# Exercise details
Extract every line below, verbatim.

** start **

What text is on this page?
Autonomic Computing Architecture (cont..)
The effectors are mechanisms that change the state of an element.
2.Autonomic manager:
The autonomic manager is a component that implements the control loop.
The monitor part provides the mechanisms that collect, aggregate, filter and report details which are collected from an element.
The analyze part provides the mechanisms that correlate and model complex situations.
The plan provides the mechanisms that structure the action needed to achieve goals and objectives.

** end **

# Response to the exercise
What text is on this page?
Autonomic Computing Architecture (cont..)
The effectors are mechanisms that change the state of an element.
2.Autonomic manager:
The autonomic manager is a component that implements the control loop.
The monitor part provides the mechanisms that collect, aggregate, filter and report details which are collected from an element.
The analyze part provides the mechanisms that correlate and model complex situations.
The plan provides the mechanisms that structure the action needed to achieve goals and objectives.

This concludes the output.